* **PROBLEM**
Copy out every line of the data exactly.
===== INFORMATION PROVIDED =====
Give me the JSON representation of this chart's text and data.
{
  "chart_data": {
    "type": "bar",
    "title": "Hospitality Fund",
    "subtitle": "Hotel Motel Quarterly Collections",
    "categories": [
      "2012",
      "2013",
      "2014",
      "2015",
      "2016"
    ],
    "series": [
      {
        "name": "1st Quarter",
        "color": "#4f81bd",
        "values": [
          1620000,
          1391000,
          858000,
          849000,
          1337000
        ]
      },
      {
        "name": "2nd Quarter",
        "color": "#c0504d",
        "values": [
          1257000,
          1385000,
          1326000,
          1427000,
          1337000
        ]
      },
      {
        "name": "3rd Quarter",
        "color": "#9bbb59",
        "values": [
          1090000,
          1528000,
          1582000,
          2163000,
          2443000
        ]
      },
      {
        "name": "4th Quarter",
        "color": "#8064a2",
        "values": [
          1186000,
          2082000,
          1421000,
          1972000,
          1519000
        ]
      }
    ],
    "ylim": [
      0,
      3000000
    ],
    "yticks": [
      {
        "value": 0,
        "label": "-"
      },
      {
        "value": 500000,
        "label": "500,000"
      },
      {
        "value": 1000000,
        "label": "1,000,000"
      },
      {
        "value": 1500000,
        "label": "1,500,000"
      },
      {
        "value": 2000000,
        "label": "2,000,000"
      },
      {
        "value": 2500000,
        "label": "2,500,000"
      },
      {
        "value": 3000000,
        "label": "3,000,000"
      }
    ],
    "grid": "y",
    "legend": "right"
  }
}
=====
* **COMPLETE ANSWER**
Give me the JSON representation of this chart's text and data.
{
  "chart_data": {
    "type": "bar",
    "title": "Hospitality Fund",
    "subtitle": "Hotel Motel Quarterly Collections",
    "categories": [
      "2012",
      "2013",
      "2014",
      "2015",
      "2016"
    ],
    "series": [
      {
        "name": "1st Quarter",
        "color": "#4f81bd",
        "values": [
          1620000,
          1391000,
          858000,
          849000,
          1337000
        ]
      },
      {
        "name": "2nd Quarter",
        "color": "#c0504d",
        "values": [
          1257000,
          1385000,
          1326000,
          1427000,
          1337000
        ]
      },
      {
        "name": "3rd Quarter",
        "color": "#9bbb59",
        "values": [
          1090000,
          1528000,
          1582000,
          2163000,
          2443000
        ]
      },
      {
        "name": "4th Quarter",
        "color": "#8064a2",
        "values": [
          1186000,
          2082000,
          1421000,
          1972000,
          1519000
        ]
      }
    ],
    "ylim": [
      0,
      3000000
    ],
    "yticks": [
      {
        "value": 0,
        "label": "-"
      },
      {
        "value": 500000,
        "label": "500,000"
      },
      {
        "value": 1000000,
        "label": "1,000,000"
      },
      {
        "value": 1500000,
        "label": "1,500,000"
      },
      {
        "value": 2000000,
        "label": "2,000,000"
      },
      {
        "value": 2500000,
        "label": "2,500,000"
      },
      {
        "value": 3000000,
        "label": "3,000,000"
      }
    ],
    "grid": "y",
    "legend": "right"
  }
}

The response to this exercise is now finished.